Stated exercise :: Go through the entries below and print each one exactly, leaving out pictures.

Input records ::
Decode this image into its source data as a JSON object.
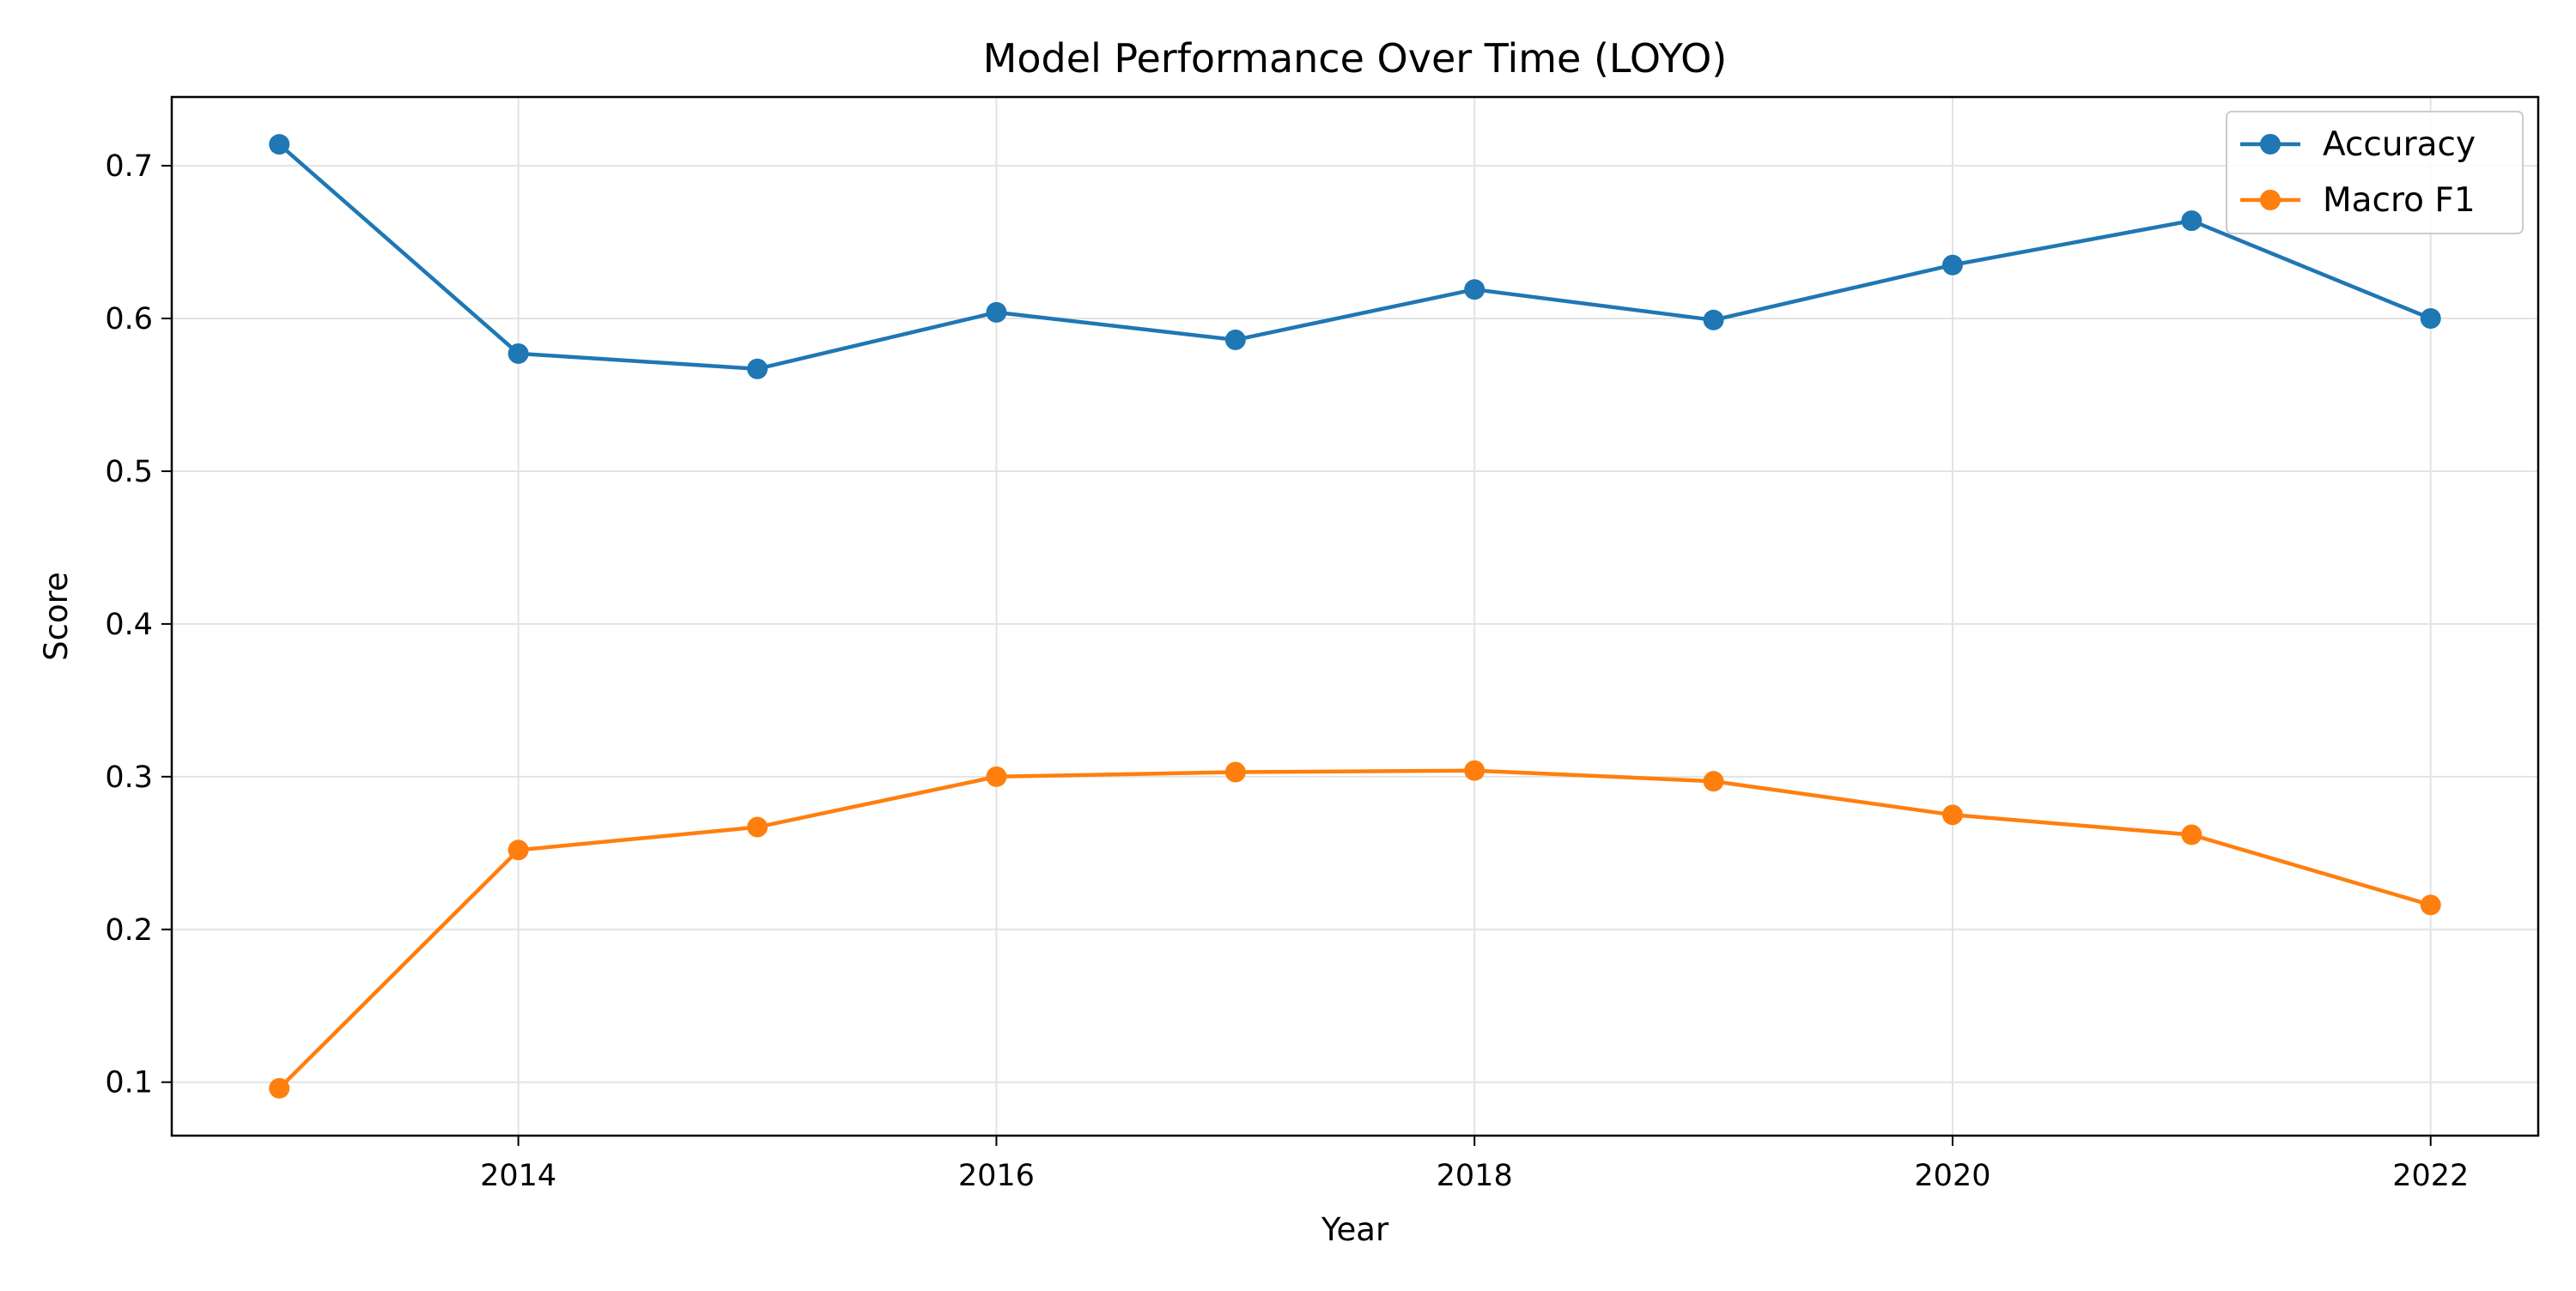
{
  "chart_data": {
    "type": "line",
    "title": "Model Performance Over Time (LOYO)",
    "xlabel": "Year",
    "ylabel": "Score",
    "x": [
      2013,
      2014,
      2015,
      2016,
      2017,
      2018,
      2019,
      2020,
      2021,
      2022
    ],
    "xlim": [
      2012.55,
      2022.45
    ],
    "ylim": [
      0.065,
      0.745
    ],
    "x_ticks": [
      2014,
      2016,
      2018,
      2020,
      2022
    ],
    "y_ticks": [
      0.1,
      0.2,
      0.3,
      0.4,
      0.5,
      0.6,
      0.7
    ],
    "x_tick_labels": [
      "2014",
      "2016",
      "2018",
      "2020",
      "2022"
    ],
    "y_tick_labels": [
      "0.1",
      "0.2",
      "0.3",
      "0.4",
      "0.5",
      "0.6",
      "0.7"
    ],
    "grid": true,
    "legend_position": "top-right",
    "series": [
      {
        "name": "Accuracy",
        "color": "#1f77b4",
        "marker": "circle",
        "values": [
          0.714,
          0.577,
          0.567,
          0.604,
          0.586,
          0.619,
          0.599,
          0.635,
          0.664,
          0.6
        ]
      },
      {
        "name": "Macro F1",
        "color": "#ff7f0e",
        "marker": "circle",
        "values": [
          0.096,
          0.252,
          0.267,
          0.3,
          0.303,
          0.304,
          0.297,
          0.275,
          0.262,
          0.216
        ]
      }
    ]
  }
}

Reply to the task ::
Decode this image into its source data as a JSON object.
{
  "chart_data": {
    "type": "line",
    "title": "Model Performance Over Time (LOYO)",
    "xlabel": "Year",
    "ylabel": "Score",
    "x": [
      2013,
      2014,
      2015,
      2016,
      2017,
      2018,
      2019,
      2020,
      2021,
      2022
    ],
    "xlim": [
      2012.55,
      2022.45
    ],
    "ylim": [
      0.065,
      0.745
    ],
    "x_ticks": [
      2014,
      2016,
      2018,
      2020,
      2022
    ],
    "y_ticks": [
      0.1,
      0.2,
      0.3,
      0.4,
      0.5,
      0.6,
      0.7
    ],
    "x_tick_labels": [
      "2014",
      "2016",
      "2018",
      "2020",
      "2022"
    ],
    "y_tick_labels": [
      "0.1",
      "0.2",
      "0.3",
      "0.4",
      "0.5",
      "0.6",
      "0.7"
    ],
    "grid": true,
    "legend_position": "top-right",
    "series": [
      {
        "name": "Accuracy",
        "color": "#1f77b4",
        "marker": "circle",
        "values": [
          0.714,
          0.577,
          0.567,
          0.604,
          0.586,
          0.619,
          0.599,
          0.635,
          0.664,
          0.6
        ]
      },
      {
        "name": "Macro F1",
        "color": "#ff7f0e",
        "marker": "circle",
        "values": [
          0.096,
          0.252,
          0.267,
          0.3,
          0.303,
          0.304,
          0.297,
          0.275,
          0.262,
          0.216
        ]
      }
    ]
  }
}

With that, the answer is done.